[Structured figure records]
☆ ☆ ☆ ☆ ☆

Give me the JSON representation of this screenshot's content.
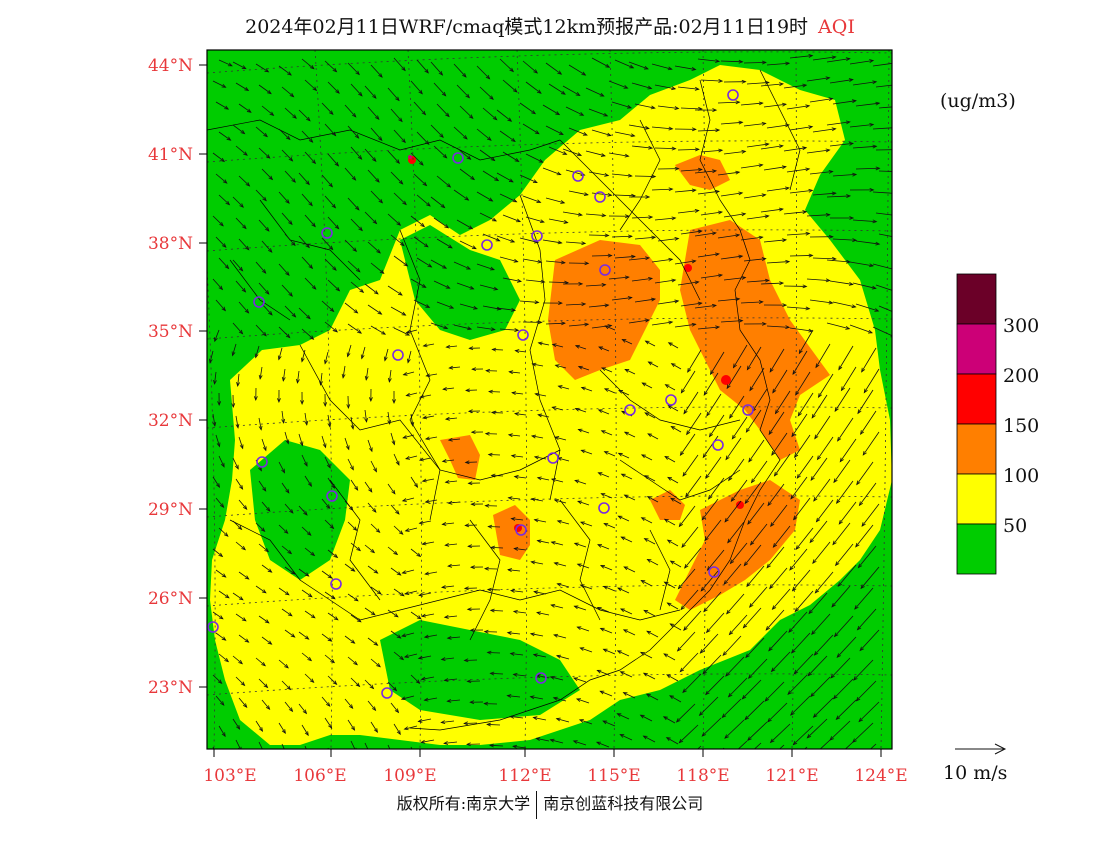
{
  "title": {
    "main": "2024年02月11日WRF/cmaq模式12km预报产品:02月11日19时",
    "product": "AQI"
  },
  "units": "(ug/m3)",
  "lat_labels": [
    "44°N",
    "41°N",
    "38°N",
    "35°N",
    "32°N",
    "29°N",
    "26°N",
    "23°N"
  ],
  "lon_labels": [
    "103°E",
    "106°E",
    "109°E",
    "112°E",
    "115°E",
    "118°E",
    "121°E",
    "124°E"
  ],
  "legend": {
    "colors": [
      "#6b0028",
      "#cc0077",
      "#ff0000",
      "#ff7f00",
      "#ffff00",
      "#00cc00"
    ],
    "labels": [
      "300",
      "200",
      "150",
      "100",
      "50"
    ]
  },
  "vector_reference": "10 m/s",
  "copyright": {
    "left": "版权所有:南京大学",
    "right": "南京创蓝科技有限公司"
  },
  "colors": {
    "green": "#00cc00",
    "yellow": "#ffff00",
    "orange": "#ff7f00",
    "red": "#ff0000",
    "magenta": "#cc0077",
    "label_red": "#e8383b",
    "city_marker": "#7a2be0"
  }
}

☆ ☆ ☆ ☆ ☆

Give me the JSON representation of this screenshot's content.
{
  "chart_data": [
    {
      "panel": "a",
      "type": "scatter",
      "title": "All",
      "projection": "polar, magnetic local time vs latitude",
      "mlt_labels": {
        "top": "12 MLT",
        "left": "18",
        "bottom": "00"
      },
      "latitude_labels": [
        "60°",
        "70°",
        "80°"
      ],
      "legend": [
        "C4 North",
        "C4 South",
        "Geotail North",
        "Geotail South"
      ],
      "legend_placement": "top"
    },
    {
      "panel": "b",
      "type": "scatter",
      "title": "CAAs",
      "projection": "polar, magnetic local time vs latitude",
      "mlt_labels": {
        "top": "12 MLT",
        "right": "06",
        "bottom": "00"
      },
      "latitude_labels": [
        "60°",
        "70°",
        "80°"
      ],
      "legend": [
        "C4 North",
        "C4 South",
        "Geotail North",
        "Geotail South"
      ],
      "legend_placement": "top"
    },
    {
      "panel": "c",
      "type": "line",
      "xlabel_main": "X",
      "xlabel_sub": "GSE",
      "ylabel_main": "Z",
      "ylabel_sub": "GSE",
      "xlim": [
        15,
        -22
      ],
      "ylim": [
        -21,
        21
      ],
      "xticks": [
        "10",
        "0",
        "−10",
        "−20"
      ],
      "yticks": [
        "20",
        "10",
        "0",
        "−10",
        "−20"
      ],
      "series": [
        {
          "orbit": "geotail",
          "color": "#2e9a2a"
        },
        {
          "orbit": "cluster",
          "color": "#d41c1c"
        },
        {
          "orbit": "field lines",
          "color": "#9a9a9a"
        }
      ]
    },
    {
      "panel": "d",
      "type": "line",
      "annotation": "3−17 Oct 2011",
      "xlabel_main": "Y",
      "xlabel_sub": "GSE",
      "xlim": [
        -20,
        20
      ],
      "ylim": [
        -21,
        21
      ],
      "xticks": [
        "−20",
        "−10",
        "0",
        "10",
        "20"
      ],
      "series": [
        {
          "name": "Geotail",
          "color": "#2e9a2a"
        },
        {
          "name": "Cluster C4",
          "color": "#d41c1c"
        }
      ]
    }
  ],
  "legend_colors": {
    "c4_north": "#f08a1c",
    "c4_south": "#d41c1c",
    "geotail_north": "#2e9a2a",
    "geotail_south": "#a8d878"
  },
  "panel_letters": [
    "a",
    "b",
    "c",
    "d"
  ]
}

☆ ☆ ☆ ☆ ☆

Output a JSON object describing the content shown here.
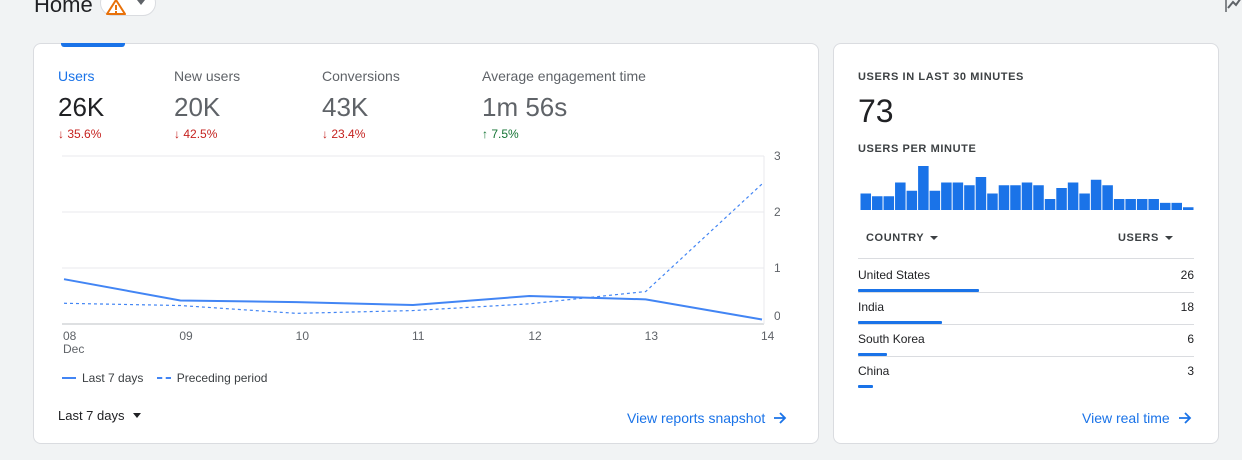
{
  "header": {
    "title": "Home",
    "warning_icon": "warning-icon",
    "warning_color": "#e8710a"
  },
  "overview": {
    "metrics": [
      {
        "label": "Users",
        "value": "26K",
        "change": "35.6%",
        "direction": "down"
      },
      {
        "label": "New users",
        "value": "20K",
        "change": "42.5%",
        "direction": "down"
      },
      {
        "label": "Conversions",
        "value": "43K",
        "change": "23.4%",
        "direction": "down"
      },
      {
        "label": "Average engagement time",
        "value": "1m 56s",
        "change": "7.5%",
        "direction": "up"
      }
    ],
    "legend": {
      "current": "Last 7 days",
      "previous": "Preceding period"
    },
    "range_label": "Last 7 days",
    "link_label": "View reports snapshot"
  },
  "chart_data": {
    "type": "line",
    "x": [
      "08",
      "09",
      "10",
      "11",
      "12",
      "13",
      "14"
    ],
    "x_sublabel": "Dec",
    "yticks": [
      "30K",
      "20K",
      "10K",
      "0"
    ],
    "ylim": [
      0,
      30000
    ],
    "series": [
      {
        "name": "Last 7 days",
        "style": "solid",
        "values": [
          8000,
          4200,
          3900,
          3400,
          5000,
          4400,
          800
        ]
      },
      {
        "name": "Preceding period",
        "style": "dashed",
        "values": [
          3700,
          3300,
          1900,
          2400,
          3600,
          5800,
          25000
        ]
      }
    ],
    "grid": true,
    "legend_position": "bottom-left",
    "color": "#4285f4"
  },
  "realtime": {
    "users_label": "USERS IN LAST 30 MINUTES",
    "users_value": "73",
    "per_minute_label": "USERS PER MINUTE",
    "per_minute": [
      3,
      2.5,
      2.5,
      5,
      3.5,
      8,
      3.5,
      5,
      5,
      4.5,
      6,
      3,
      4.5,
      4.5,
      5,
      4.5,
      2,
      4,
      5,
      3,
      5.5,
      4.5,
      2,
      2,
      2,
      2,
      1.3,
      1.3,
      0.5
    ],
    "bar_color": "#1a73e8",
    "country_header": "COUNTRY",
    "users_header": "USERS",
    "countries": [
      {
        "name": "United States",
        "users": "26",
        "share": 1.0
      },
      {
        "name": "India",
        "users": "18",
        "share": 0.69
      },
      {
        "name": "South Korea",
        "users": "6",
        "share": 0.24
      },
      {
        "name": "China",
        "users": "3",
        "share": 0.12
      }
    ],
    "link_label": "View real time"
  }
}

☆ ☆ ☆ ☆ ☆

**Given instruction**
Of the lines in this data, how many contain "left"? Reply with only the number.

**Solution to this exercise**
3